[Collected data entries]
+--

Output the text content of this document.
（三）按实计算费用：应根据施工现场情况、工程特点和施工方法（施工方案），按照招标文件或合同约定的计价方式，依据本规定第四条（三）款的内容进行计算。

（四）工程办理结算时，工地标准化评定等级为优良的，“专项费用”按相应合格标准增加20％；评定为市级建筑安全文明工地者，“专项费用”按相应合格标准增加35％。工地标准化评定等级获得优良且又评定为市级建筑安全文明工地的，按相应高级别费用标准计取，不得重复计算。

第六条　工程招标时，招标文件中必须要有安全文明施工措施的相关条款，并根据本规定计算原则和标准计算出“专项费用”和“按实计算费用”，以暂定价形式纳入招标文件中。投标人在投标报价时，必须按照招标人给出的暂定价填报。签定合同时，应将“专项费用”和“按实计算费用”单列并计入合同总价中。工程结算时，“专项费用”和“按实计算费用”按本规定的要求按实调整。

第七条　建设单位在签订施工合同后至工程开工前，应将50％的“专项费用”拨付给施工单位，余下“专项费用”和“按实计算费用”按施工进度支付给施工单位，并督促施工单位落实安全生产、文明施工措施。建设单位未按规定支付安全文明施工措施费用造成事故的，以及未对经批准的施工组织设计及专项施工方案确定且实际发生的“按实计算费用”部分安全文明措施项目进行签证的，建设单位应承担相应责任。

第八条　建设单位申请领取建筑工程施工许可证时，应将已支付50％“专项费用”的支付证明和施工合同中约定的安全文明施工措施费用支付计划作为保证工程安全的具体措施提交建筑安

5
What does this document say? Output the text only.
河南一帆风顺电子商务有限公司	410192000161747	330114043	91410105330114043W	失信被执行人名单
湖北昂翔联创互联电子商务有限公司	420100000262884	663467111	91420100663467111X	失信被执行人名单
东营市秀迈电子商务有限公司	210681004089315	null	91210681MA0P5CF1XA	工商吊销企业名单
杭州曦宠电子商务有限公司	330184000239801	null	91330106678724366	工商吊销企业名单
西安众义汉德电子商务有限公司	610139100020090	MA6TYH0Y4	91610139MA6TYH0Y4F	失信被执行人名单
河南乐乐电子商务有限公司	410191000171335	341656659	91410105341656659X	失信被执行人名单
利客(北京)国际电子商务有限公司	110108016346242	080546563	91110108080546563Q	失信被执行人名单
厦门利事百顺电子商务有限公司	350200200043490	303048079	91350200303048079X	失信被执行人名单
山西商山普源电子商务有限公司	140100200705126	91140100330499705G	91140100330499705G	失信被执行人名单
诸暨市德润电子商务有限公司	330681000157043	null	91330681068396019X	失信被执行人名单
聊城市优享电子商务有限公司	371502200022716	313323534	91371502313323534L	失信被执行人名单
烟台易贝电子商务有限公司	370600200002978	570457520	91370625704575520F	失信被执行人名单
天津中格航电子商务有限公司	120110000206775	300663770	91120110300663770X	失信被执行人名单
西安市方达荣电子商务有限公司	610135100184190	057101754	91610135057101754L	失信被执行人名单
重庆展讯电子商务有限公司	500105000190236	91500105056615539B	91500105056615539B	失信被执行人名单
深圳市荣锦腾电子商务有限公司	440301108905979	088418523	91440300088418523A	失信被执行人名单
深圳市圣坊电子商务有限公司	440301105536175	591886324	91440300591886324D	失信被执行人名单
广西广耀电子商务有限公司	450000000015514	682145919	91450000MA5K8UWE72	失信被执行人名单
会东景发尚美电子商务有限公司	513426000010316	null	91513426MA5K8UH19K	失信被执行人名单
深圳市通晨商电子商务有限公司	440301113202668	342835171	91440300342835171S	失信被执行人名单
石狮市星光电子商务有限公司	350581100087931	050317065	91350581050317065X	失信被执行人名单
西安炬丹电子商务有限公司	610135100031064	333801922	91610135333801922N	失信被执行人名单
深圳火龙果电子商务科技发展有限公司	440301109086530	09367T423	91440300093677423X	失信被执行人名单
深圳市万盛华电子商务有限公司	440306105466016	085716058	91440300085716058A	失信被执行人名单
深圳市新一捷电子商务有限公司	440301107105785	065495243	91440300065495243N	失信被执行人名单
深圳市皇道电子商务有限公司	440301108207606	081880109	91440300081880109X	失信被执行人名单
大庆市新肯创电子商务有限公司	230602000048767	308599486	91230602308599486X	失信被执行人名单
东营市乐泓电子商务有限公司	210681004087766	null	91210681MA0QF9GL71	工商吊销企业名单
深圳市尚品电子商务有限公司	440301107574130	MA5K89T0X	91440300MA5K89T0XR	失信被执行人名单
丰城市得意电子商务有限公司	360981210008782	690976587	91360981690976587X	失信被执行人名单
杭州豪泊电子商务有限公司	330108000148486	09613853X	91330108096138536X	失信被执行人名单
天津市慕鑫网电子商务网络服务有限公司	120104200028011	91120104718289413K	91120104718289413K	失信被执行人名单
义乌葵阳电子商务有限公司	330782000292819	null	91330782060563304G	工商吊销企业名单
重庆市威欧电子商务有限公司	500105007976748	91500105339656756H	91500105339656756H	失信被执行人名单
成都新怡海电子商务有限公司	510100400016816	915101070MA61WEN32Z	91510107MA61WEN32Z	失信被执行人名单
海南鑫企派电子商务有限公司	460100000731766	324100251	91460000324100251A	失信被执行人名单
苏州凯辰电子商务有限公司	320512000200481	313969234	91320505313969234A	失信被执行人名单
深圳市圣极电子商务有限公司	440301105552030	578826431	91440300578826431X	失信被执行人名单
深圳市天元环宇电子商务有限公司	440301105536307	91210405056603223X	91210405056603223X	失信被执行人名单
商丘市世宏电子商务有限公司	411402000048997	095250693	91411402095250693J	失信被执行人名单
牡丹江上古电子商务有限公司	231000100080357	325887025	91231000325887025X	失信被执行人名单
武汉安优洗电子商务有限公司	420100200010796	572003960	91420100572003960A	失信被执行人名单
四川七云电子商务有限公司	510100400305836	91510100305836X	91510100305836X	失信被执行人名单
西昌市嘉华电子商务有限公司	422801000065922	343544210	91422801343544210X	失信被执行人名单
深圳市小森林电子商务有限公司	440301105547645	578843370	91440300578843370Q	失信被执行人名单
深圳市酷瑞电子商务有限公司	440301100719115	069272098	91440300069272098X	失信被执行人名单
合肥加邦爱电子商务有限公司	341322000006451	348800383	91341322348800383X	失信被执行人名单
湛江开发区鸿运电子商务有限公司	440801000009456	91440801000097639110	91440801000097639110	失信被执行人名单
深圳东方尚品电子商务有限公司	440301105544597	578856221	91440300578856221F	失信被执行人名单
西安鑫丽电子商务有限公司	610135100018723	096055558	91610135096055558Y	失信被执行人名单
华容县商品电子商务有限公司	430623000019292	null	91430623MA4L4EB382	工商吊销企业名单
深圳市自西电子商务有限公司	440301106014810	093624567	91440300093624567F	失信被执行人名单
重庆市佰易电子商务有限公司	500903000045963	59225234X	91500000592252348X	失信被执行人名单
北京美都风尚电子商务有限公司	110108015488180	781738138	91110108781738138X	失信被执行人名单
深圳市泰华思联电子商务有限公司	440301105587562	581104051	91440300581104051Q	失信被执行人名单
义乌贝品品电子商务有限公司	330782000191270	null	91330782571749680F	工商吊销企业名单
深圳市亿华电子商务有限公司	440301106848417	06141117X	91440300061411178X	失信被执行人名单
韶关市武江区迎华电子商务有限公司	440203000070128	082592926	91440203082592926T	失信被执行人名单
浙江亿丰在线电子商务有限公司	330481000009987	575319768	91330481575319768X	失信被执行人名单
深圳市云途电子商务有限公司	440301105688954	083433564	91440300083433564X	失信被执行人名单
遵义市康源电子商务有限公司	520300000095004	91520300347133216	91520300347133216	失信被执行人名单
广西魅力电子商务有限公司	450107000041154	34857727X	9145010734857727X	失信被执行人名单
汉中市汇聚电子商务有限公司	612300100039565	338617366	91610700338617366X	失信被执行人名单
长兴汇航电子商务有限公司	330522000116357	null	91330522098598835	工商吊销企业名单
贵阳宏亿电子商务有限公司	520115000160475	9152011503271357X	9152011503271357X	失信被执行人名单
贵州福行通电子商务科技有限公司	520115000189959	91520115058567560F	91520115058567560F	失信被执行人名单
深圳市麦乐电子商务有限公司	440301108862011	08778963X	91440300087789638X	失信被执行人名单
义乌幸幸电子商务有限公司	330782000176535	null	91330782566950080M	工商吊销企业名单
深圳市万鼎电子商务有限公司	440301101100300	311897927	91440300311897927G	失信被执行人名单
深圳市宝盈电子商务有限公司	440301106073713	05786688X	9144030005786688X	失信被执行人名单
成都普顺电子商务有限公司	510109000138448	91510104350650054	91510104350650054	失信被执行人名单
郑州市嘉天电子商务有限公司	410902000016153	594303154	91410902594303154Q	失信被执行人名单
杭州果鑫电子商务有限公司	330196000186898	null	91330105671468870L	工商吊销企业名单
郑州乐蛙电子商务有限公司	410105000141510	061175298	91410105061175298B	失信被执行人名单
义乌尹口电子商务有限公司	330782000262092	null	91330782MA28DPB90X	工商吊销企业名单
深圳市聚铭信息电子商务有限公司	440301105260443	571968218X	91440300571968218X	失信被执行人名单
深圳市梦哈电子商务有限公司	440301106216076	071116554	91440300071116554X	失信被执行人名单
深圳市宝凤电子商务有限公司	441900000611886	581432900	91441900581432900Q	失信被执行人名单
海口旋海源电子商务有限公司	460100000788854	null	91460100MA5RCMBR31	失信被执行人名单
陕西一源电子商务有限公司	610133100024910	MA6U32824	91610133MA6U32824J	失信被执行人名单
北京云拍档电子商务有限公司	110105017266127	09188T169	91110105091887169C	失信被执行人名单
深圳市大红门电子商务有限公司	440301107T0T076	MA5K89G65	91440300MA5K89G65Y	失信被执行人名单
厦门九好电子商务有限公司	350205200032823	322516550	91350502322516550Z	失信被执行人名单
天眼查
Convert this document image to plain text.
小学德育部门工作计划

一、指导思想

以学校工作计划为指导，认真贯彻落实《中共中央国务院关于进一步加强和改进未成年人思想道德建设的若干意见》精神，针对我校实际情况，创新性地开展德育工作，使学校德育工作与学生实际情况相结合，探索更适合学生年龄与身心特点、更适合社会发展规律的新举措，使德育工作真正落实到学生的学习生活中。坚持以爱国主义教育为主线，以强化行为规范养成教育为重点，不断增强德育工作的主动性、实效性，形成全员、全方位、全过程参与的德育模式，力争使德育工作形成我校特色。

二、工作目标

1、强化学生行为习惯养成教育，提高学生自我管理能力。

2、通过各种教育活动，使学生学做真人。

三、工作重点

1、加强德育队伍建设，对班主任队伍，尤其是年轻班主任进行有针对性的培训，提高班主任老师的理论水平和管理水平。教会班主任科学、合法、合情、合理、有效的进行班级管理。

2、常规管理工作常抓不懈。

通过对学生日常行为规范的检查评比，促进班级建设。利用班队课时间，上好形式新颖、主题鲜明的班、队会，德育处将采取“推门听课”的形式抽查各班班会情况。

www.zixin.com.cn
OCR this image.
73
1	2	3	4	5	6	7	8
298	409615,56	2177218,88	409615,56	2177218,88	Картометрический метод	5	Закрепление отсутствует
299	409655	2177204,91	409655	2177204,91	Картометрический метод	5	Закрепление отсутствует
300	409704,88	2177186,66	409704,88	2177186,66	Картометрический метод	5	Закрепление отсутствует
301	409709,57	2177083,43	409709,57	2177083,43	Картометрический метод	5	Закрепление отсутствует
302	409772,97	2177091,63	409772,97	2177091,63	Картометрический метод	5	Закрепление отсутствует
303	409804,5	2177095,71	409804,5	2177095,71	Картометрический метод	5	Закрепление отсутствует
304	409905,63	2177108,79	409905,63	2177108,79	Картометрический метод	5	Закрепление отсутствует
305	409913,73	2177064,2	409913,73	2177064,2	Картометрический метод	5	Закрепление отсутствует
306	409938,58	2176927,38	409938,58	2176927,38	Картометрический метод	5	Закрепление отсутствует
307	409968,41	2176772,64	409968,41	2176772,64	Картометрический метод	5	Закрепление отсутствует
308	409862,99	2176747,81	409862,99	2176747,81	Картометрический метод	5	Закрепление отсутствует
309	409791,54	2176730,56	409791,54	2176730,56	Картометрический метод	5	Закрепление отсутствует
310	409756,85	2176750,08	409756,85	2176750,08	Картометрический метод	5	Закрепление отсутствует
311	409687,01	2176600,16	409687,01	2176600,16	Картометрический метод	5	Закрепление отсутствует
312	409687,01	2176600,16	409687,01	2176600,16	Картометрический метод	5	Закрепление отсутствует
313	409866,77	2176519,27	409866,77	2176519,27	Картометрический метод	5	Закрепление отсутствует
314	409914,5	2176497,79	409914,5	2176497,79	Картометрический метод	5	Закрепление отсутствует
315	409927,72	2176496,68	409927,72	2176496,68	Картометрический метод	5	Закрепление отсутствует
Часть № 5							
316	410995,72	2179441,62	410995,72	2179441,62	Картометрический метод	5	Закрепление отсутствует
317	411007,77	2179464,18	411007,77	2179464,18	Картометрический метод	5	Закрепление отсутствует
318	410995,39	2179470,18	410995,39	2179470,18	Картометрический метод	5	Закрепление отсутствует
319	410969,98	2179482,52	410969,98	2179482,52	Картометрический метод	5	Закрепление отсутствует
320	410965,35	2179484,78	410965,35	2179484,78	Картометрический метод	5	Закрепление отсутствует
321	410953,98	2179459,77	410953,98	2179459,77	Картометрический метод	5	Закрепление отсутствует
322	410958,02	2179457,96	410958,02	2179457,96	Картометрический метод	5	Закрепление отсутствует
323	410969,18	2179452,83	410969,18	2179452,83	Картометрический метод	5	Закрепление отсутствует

+--

Note how many lines in the material hold the word "this", and give that number with nothing added.

THE REPLY: 4